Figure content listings
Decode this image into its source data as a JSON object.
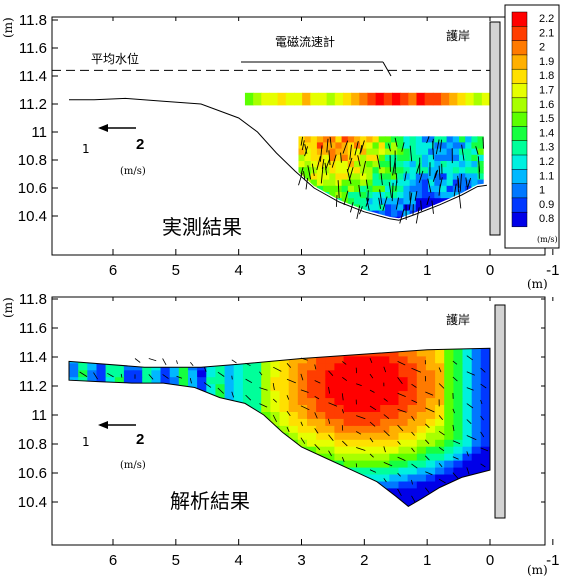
{
  "chart_data": [
    {
      "type": "contour",
      "panel": "measured",
      "panel_label": "実測結果",
      "x_unit_label": "(m)",
      "y_unit_label": "(m)",
      "x_ticks": [
        "6",
        "5",
        "4",
        "3",
        "2",
        "1",
        "0",
        "-1"
      ],
      "y_ticks": [
        "11.8",
        "11.6",
        "11.4",
        "11.2",
        "11",
        "10.8",
        "10.6",
        "10.4"
      ],
      "xlim": [
        6.7,
        -1.0
      ],
      "ylim": [
        10.3,
        11.8
      ],
      "mean_water_level_label": "平均水位",
      "mean_water_level": 11.44,
      "instrument_label": "電磁流速計",
      "revetment_label": "護岸",
      "reference_arrow_value": "2",
      "reference_arrow_unit": "(m/s)",
      "side_mark": "1",
      "bed_profile": [
        [
          6.7,
          11.23
        ],
        [
          6.3,
          11.23
        ],
        [
          5.8,
          11.24
        ],
        [
          5.2,
          11.22
        ],
        [
          4.6,
          11.2
        ],
        [
          4.0,
          11.1
        ],
        [
          3.7,
          11.0
        ],
        [
          3.4,
          10.85
        ],
        [
          3.1,
          10.72
        ],
        [
          2.8,
          10.6
        ],
        [
          2.4,
          10.5
        ],
        [
          2.0,
          10.43
        ],
        [
          1.6,
          10.38
        ],
        [
          1.45,
          10.37
        ],
        [
          1.2,
          10.41
        ],
        [
          0.8,
          10.48
        ],
        [
          0.45,
          10.55
        ],
        [
          0.2,
          10.61
        ],
        [
          0.05,
          10.62
        ]
      ],
      "instrument_row": {
        "x_from": 3.9,
        "x_to": 0.0,
        "y_top": 11.28,
        "y_bottom": 11.19,
        "values": [
          1.55,
          1.6,
          1.7,
          1.75,
          1.8,
          1.7,
          1.75,
          1.9,
          1.75,
          1.7,
          1.65,
          1.7,
          1.8,
          1.95,
          2.05,
          2.15,
          2.2,
          2.15,
          2.2,
          2.1,
          2.05,
          2.2,
          2.15,
          2.1,
          2.05,
          1.9,
          1.8,
          1.7,
          1.65,
          1.75
        ]
      },
      "velocity_zone": {
        "x_from": 3.05,
        "x_to": 0.1,
        "y_top": 10.97
      },
      "vector_glyph_count": 100
    },
    {
      "type": "contour",
      "panel": "computed",
      "panel_label": "解析結果",
      "x_unit_label": "(m)",
      "y_unit_label": "(m)",
      "x_ticks": [
        "6",
        "5",
        "4",
        "3",
        "2",
        "1",
        "0",
        "-1"
      ],
      "y_ticks": [
        "11.8",
        "11.6",
        "11.4",
        "11.2",
        "11",
        "10.8",
        "10.6",
        "10.4"
      ],
      "xlim": [
        6.7,
        -1.0
      ],
      "ylim": [
        10.3,
        11.8
      ],
      "revetment_label": "護岸",
      "reference_arrow_value": "2",
      "reference_arrow_unit": "(m/s)",
      "side_mark": "1",
      "surface": [
        [
          6.7,
          11.37
        ],
        [
          5.5,
          11.33
        ],
        [
          4.6,
          11.33
        ],
        [
          4.0,
          11.35
        ],
        [
          3.0,
          11.39
        ],
        [
          2.0,
          11.42
        ],
        [
          1.0,
          11.45
        ],
        [
          0.0,
          11.46
        ]
      ],
      "bed_profile": [
        [
          6.7,
          11.24
        ],
        [
          6.2,
          11.23
        ],
        [
          5.7,
          11.22
        ],
        [
          5.2,
          11.22
        ],
        [
          4.7,
          11.19
        ],
        [
          4.3,
          11.12
        ],
        [
          3.9,
          11.08
        ],
        [
          3.6,
          11.0
        ],
        [
          3.3,
          10.88
        ],
        [
          3.0,
          10.78
        ],
        [
          2.6,
          10.7
        ],
        [
          2.2,
          10.62
        ],
        [
          1.8,
          10.54
        ],
        [
          1.5,
          10.44
        ],
        [
          1.3,
          10.37
        ],
        [
          1.1,
          10.42
        ],
        [
          0.8,
          10.5
        ],
        [
          0.45,
          10.57
        ],
        [
          0.0,
          10.62
        ]
      ],
      "velocity_core": {
        "x": 2.0,
        "y": 11.22,
        "value": 2.2
      },
      "vector_glyph_count": 160
    }
  ],
  "colorbar": {
    "levels": [
      "2.2",
      "2.1",
      "2",
      "1.9",
      "1.8",
      "1.7",
      "1.6",
      "1.5",
      "1.4",
      "1.3",
      "1.2",
      "1.1",
      "1",
      "0.9",
      "0.8"
    ],
    "unit": "(m/s)",
    "colors": [
      "#ff0000",
      "#ff3d00",
      "#ff7a00",
      "#ffb000",
      "#ffe000",
      "#e6ff00",
      "#a8ff00",
      "#5cff00",
      "#16ff40",
      "#00ff9a",
      "#00f0e0",
      "#00b8ff",
      "#0078ff",
      "#0038ff",
      "#0000e8"
    ],
    "min": 0.8,
    "max": 2.2
  }
}
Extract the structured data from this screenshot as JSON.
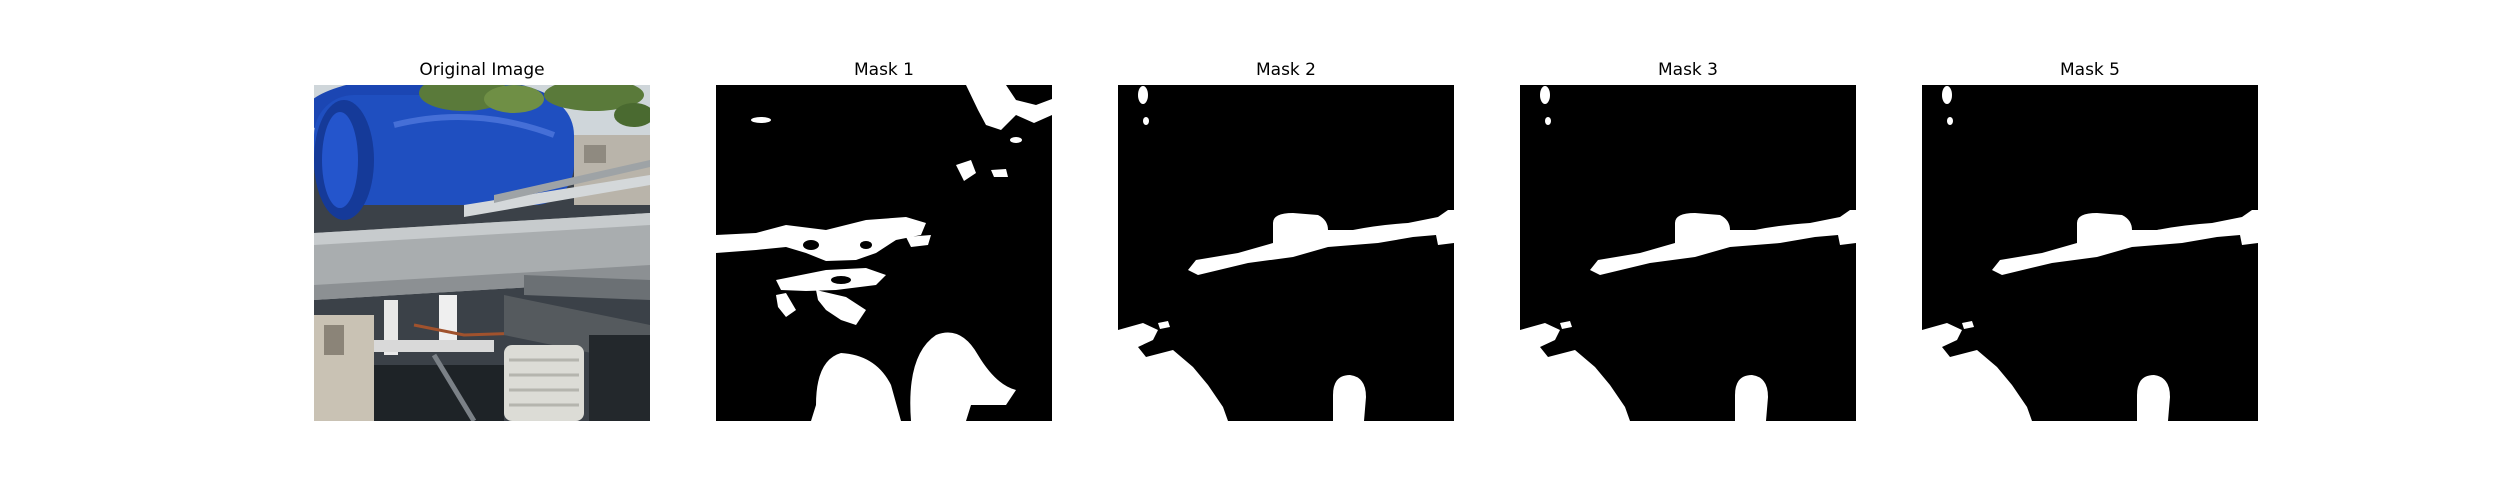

> _YOUR GOAL_
Transcribe the whole listing, character for character, but not its images.

> _FINISHED ANSWER_
Decode this image into its source data as a JSON object.
{
  "chart_data": [
    {
      "type": "contour",
      "panel": "measured",
      "panel_label": "実測結果",
      "x_unit_label": "(m)",
      "y_unit_label": "(m)",
      "x_ticks": [
        "6",
        "5",
        "4",
        "3",
        "2",
        "1",
        "0",
        "-1"
      ],
      "y_ticks": [
        "11.8",
        "11.6",
        "11.4",
        "11.2",
        "11",
        "10.8",
        "10.6",
        "10.4"
      ],
      "xlim": [
        6.7,
        -1.0
      ],
      "ylim": [
        10.3,
        11.8
      ],
      "mean_water_level_label": "平均水位",
      "mean_water_level": 11.44,
      "instrument_label": "電磁流速計",
      "revetment_label": "護岸",
      "reference_arrow_value": "2",
      "reference_arrow_unit": "(m/s)",
      "side_mark": "1",
      "bed_profile": [
        [
          6.7,
          11.23
        ],
        [
          6.3,
          11.23
        ],
        [
          5.8,
          11.24
        ],
        [
          5.2,
          11.22
        ],
        [
          4.6,
          11.2
        ],
        [
          4.0,
          11.1
        ],
        [
          3.7,
          11.0
        ],
        [
          3.4,
          10.85
        ],
        [
          3.1,
          10.72
        ],
        [
          2.8,
          10.6
        ],
        [
          2.4,
          10.5
        ],
        [
          2.0,
          10.43
        ],
        [
          1.6,
          10.38
        ],
        [
          1.45,
          10.37
        ],
        [
          1.2,
          10.41
        ],
        [
          0.8,
          10.48
        ],
        [
          0.45,
          10.55
        ],
        [
          0.2,
          10.61
        ],
        [
          0.05,
          10.62
        ]
      ],
      "instrument_row": {
        "x_from": 3.9,
        "x_to": 0.0,
        "y_top": 11.28,
        "y_bottom": 11.19,
        "values": [
          1.55,
          1.6,
          1.7,
          1.75,
          1.8,
          1.7,
          1.75,
          1.9,
          1.75,
          1.7,
          1.65,
          1.7,
          1.8,
          1.95,
          2.05,
          2.15,
          2.2,
          2.15,
          2.2,
          2.1,
          2.05,
          2.2,
          2.15,
          2.1,
          2.05,
          1.9,
          1.8,
          1.7,
          1.65,
          1.75
        ]
      },
      "velocity_zone": {
        "x_from": 3.05,
        "x_to": 0.1,
        "y_top": 10.97
      },
      "vector_glyph_count": 100
    },
    {
      "type": "contour",
      "panel": "computed",
      "panel_label": "解析結果",
      "x_unit_label": "(m)",
      "y_unit_label": "(m)",
      "x_ticks": [
        "6",
        "5",
        "4",
        "3",
        "2",
        "1",
        "0",
        "-1"
      ],
      "y_ticks": [
        "11.8",
        "11.6",
        "11.4",
        "11.2",
        "11",
        "10.8",
        "10.6",
        "10.4"
      ],
      "xlim": [
        6.7,
        -1.0
      ],
      "ylim": [
        10.3,
        11.8
      ],
      "revetment_label": "護岸",
      "reference_arrow_value": "2",
      "reference_arrow_unit": "(m/s)",
      "side_mark": "1",
      "surface": [
        [
          6.7,
          11.37
        ],
        [
          5.5,
          11.33
        ],
        [
          4.6,
          11.33
        ],
        [
          4.0,
          11.35
        ],
        [
          3.0,
          11.39
        ],
        [
          2.0,
          11.42
        ],
        [
          1.0,
          11.45
        ],
        [
          0.0,
          11.46
        ]
      ],
      "bed_profile": [
        [
          6.7,
          11.24
        ],
        [
          6.2,
          11.23
        ],
        [
          5.7,
          11.22
        ],
        [
          5.2,
          11.22
        ],
        [
          4.7,
          11.19
        ],
        [
          4.3,
          11.12
        ],
        [
          3.9,
          11.08
        ],
        [
          3.6,
          11.0
        ],
        [
          3.3,
          10.88
        ],
        [
          3.0,
          10.78
        ],
        [
          2.6,
          10.7
        ],
        [
          2.2,
          10.62
        ],
        [
          1.8,
          10.54
        ],
        [
          1.5,
          10.44
        ],
        [
          1.3,
          10.37
        ],
        [
          1.1,
          10.42
        ],
        [
          0.8,
          10.5
        ],
        [
          0.45,
          10.57
        ],
        [
          0.0,
          10.62
        ]
      ],
      "velocity_core": {
        "x": 2.0,
        "y": 11.22,
        "value": 2.2
      },
      "vector_glyph_count": 160
    }
  ],
  "colorbar": {
    "levels": [
      "2.2",
      "2.1",
      "2",
      "1.9",
      "1.8",
      "1.7",
      "1.6",
      "1.5",
      "1.4",
      "1.3",
      "1.2",
      "1.1",
      "1",
      "0.9",
      "0.8"
    ],
    "unit": "(m/s)",
    "colors": [
      "#ff0000",
      "#ff3d00",
      "#ff7a00",
      "#ffb000",
      "#ffe000",
      "#e6ff00",
      "#a8ff00",
      "#5cff00",
      "#16ff40",
      "#00ff9a",
      "#00f0e0",
      "#00b8ff",
      "#0078ff",
      "#0038ff",
      "#0000e8"
    ],
    "min": 0.8,
    "max": 2.2
  }
}
Extract the structured data from this screenshot as JSON.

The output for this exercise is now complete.